### Task objective
Every record below is to be retyped exactly, with any pictures left out.

─── Input

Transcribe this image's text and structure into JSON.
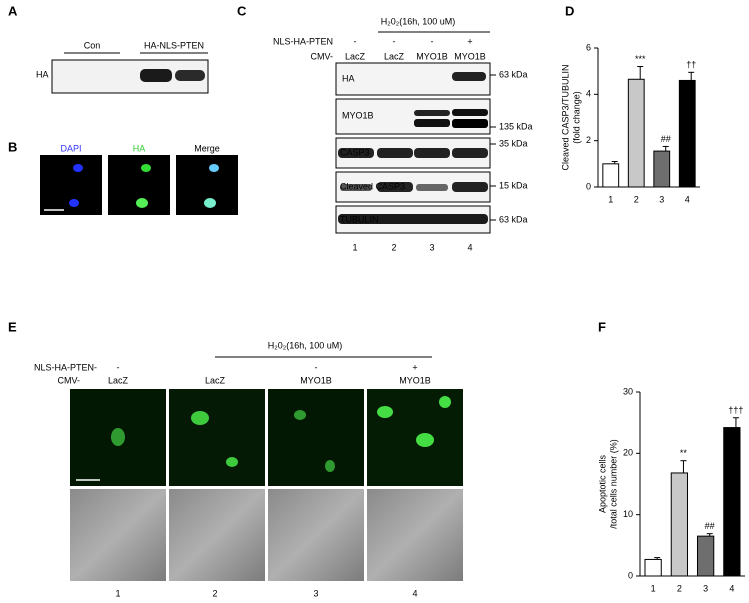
{
  "panel_a": {
    "label": "A",
    "lanes": [
      "Con",
      "HA-NLS-PTEN"
    ],
    "row": "HA"
  },
  "panel_b": {
    "label": "B",
    "channels": [
      "DAPI",
      "HA",
      "Merge"
    ]
  },
  "panel_c": {
    "label": "C",
    "treatment": "H₂0₂(16h, 100 uM)",
    "factor1": "NLS-HA-PTEN",
    "factor1_signs": [
      "-",
      "-",
      "-",
      "+"
    ],
    "factor2": "CMV-",
    "factor2_values": [
      "LacZ",
      "LacZ",
      "MYO1B",
      "MYO1B"
    ],
    "blots": [
      {
        "name": "HA",
        "size": "63 kDa"
      },
      {
        "name": "MYO1B",
        "size": "135 kDa"
      },
      {
        "name": "CASP3",
        "size": "35 kDa"
      },
      {
        "name": "Cleaved CASP3",
        "size": "15 kDa"
      },
      {
        "name": "TUBULIN",
        "size": "63 kDa"
      }
    ],
    "lanes": [
      "1",
      "2",
      "3",
      "4"
    ]
  },
  "panel_d": {
    "label": "D"
  },
  "panel_e": {
    "label": "E",
    "treatment": "H₂0₂(16h, 100 uM)",
    "factor1": "NLS-HA-PTEN-",
    "factor1_signs": [
      "-",
      null,
      "-",
      "+"
    ],
    "factor2": "CMV-",
    "factor2_values": [
      "LacZ",
      "LacZ",
      "MYO1B",
      "MYO1B"
    ],
    "lanes": [
      "1",
      "2",
      "3",
      "4"
    ]
  },
  "panel_f": {
    "label": "F"
  },
  "chart_data": [
    {
      "type": "bar",
      "ylabel": [
        "Cleaved CASP3/TUBULIN",
        "(fold change)"
      ],
      "categories": [
        "1",
        "2",
        "3",
        "4"
      ],
      "values": [
        1.0,
        4.65,
        1.55,
        4.6
      ],
      "errors": [
        0.1,
        0.55,
        0.2,
        0.35
      ],
      "annotations": [
        null,
        "***",
        "##",
        "††"
      ],
      "colors": [
        "#ffffff",
        "#c8c8c8",
        "#6e6e6e",
        "#000000"
      ],
      "ylim": [
        0,
        6
      ],
      "yticks": [
        0,
        2,
        4,
        6
      ]
    },
    {
      "type": "bar",
      "ylabel": [
        "Apoptotic cells",
        "/total cells number (%)"
      ],
      "categories": [
        "1",
        "2",
        "3",
        "4"
      ],
      "values": [
        2.7,
        16.8,
        6.5,
        24.2
      ],
      "errors": [
        0.3,
        2.0,
        0.4,
        1.6
      ],
      "annotations": [
        null,
        "**",
        "##",
        "†††"
      ],
      "colors": [
        "#ffffff",
        "#c8c8c8",
        "#6e6e6e",
        "#000000"
      ],
      "ylim": [
        0,
        30
      ],
      "yticks": [
        0,
        10,
        20,
        30
      ]
    }
  ]
}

──────

### The completed task
Transcribe this image's text and structure into JSON.
{
  "panel_a": {
    "label": "A",
    "lanes": [
      "Con",
      "HA-NLS-PTEN"
    ],
    "row": "HA"
  },
  "panel_b": {
    "label": "B",
    "channels": [
      "DAPI",
      "HA",
      "Merge"
    ]
  },
  "panel_c": {
    "label": "C",
    "treatment": "H₂0₂(16h, 100 uM)",
    "factor1": "NLS-HA-PTEN",
    "factor1_signs": [
      "-",
      "-",
      "-",
      "+"
    ],
    "factor2": "CMV-",
    "factor2_values": [
      "LacZ",
      "LacZ",
      "MYO1B",
      "MYO1B"
    ],
    "blots": [
      {
        "name": "HA",
        "size": "63 kDa"
      },
      {
        "name": "MYO1B",
        "size": "135 kDa"
      },
      {
        "name": "CASP3",
        "size": "35 kDa"
      },
      {
        "name": "Cleaved CASP3",
        "size": "15 kDa"
      },
      {
        "name": "TUBULIN",
        "size": "63 kDa"
      }
    ],
    "lanes": [
      "1",
      "2",
      "3",
      "4"
    ]
  },
  "panel_d": {
    "label": "D"
  },
  "panel_e": {
    "label": "E",
    "treatment": "H₂0₂(16h, 100 uM)",
    "factor1": "NLS-HA-PTEN-",
    "factor1_signs": [
      "-",
      null,
      "-",
      "+"
    ],
    "factor2": "CMV-",
    "factor2_values": [
      "LacZ",
      "LacZ",
      "MYO1B",
      "MYO1B"
    ],
    "lanes": [
      "1",
      "2",
      "3",
      "4"
    ]
  },
  "panel_f": {
    "label": "F"
  },
  "chart_data": [
    {
      "type": "bar",
      "ylabel": [
        "Cleaved CASP3/TUBULIN",
        "(fold change)"
      ],
      "categories": [
        "1",
        "2",
        "3",
        "4"
      ],
      "values": [
        1.0,
        4.65,
        1.55,
        4.6
      ],
      "errors": [
        0.1,
        0.55,
        0.2,
        0.35
      ],
      "annotations": [
        null,
        "***",
        "##",
        "††"
      ],
      "colors": [
        "#ffffff",
        "#c8c8c8",
        "#6e6e6e",
        "#000000"
      ],
      "ylim": [
        0,
        6
      ],
      "yticks": [
        0,
        2,
        4,
        6
      ]
    },
    {
      "type": "bar",
      "ylabel": [
        "Apoptotic cells",
        "/total cells number (%)"
      ],
      "categories": [
        "1",
        "2",
        "3",
        "4"
      ],
      "values": [
        2.7,
        16.8,
        6.5,
        24.2
      ],
      "errors": [
        0.3,
        2.0,
        0.4,
        1.6
      ],
      "annotations": [
        null,
        "**",
        "##",
        "†††"
      ],
      "colors": [
        "#ffffff",
        "#c8c8c8",
        "#6e6e6e",
        "#000000"
      ],
      "ylim": [
        0,
        30
      ],
      "yticks": [
        0,
        10,
        20,
        30
      ]
    }
  ]
}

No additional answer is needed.